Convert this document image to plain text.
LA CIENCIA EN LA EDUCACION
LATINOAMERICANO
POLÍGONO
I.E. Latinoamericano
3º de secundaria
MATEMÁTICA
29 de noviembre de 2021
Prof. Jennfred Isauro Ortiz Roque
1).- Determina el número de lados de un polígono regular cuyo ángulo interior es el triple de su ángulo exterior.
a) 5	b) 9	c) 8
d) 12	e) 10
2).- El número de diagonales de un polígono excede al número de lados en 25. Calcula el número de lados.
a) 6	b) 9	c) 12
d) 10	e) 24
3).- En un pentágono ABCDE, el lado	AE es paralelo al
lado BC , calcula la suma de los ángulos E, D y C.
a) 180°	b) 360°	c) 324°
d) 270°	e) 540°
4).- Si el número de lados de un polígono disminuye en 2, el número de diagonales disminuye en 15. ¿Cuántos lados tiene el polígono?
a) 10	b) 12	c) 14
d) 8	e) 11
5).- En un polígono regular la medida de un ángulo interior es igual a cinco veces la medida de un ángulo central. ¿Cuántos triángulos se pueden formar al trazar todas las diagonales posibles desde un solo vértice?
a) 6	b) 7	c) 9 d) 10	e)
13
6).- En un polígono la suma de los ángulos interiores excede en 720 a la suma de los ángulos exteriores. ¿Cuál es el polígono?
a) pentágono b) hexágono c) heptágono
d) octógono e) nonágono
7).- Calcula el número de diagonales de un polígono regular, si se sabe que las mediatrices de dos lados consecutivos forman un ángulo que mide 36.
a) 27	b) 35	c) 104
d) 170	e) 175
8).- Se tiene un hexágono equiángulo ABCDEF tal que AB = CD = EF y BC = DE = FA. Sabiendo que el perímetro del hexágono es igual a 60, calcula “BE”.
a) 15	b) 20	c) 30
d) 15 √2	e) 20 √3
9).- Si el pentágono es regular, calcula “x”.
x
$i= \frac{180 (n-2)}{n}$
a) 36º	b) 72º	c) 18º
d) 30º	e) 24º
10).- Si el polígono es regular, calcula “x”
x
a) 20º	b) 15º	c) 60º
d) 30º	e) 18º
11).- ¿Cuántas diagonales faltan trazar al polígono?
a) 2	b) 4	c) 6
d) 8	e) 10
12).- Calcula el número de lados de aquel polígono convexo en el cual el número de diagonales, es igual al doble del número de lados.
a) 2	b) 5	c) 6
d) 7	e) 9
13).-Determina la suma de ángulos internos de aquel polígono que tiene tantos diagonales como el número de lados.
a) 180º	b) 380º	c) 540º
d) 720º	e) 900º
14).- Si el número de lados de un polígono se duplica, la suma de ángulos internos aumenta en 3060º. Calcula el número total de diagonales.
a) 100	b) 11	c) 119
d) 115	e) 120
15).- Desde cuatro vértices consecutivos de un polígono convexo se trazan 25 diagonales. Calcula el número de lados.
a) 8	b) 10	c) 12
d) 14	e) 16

§ What this task involves
Write out each line of the data above again, exactly as given.

§ Exercise solution
Convert this document image to plain text.
LA CIENCIA EN LA EDUCACION
LATINOAMERICANO
POLÍGONO
I.E. Latinoamericano
3º de secundaria
MATEMÁTICA
29 de noviembre de 2021
Prof. Jennfred Isauro Ortiz Roque
1).- Determina el número de lados de un polígono regular cuyo ángulo interior es el triple de su ángulo exterior.
a) 5	b) 9	c) 8
d) 12	e) 10
2).- El número de diagonales de un polígono excede al número de lados en 25. Calcula el número de lados.
a) 6	b) 9	c) 12
d) 10	e) 24
3).- En un pentágono ABCDE, el lado	AE es paralelo al
lado BC , calcula la suma de los ángulos E, D y C.
a) 180°	b) 360°	c) 324°
d) 270°	e) 540°
4).- Si el número de lados de un polígono disminuye en 2, el número de diagonales disminuye en 15. ¿Cuántos lados tiene el polígono?
a) 10	b) 12	c) 14
d) 8	e) 11
5).- En un polígono regular la medida de un ángulo interior es igual a cinco veces la medida de un ángulo central. ¿Cuántos triángulos se pueden formar al trazar todas las diagonales posibles desde un solo vértice?
a) 6	b) 7	c) 9 d) 10	e)
13
6).- En un polígono la suma de los ángulos interiores excede en 720 a la suma de los ángulos exteriores. ¿Cuál es el polígono?
a) pentágono b) hexágono c) heptágono
d) octógono e) nonágono
7).- Calcula el número de diagonales de un polígono regular, si se sabe que las mediatrices de dos lados consecutivos forman un ángulo que mide 36.
a) 27	b) 35	c) 104
d) 170	e) 175
8).- Se tiene un hexágono equiángulo ABCDEF tal que AB = CD = EF y BC = DE = FA. Sabiendo que el perímetro del hexágono es igual a 60, calcula “BE”.
a) 15	b) 20	c) 30
d) 15 √2	e) 20 √3
9).- Si el pentágono es regular, calcula “x”.
x
$i= \frac{180 (n-2)}{n}$
a) 36º	b) 72º	c) 18º
d) 30º	e) 24º
10).- Si el polígono es regular, calcula “x”
x
a) 20º	b) 15º	c) 60º
d) 30º	e) 18º
11).- ¿Cuántas diagonales faltan trazar al polígono?
a) 2	b) 4	c) 6
d) 8	e) 10
12).- Calcula el número de lados de aquel polígono convexo en el cual el número de diagonales, es igual al doble del número de lados.
a) 2	b) 5	c) 6
d) 7	e) 9
13).-Determina la suma de ángulos internos de aquel polígono que tiene tantos diagonales como el número de lados.
a) 180º	b) 380º	c) 540º
d) 720º	e) 900º
14).- Si el número de lados de un polígono se duplica, la suma de ángulos internos aumenta en 3060º. Calcula el número total de diagonales.
a) 100	b) 11	c) 119
d) 115	e) 120
15).- Desde cuatro vértices consecutivos de un polígono convexo se trazan 25 diagonales. Calcula el número de lados.
a) 8	b) 10	c) 12
d) 14	e) 16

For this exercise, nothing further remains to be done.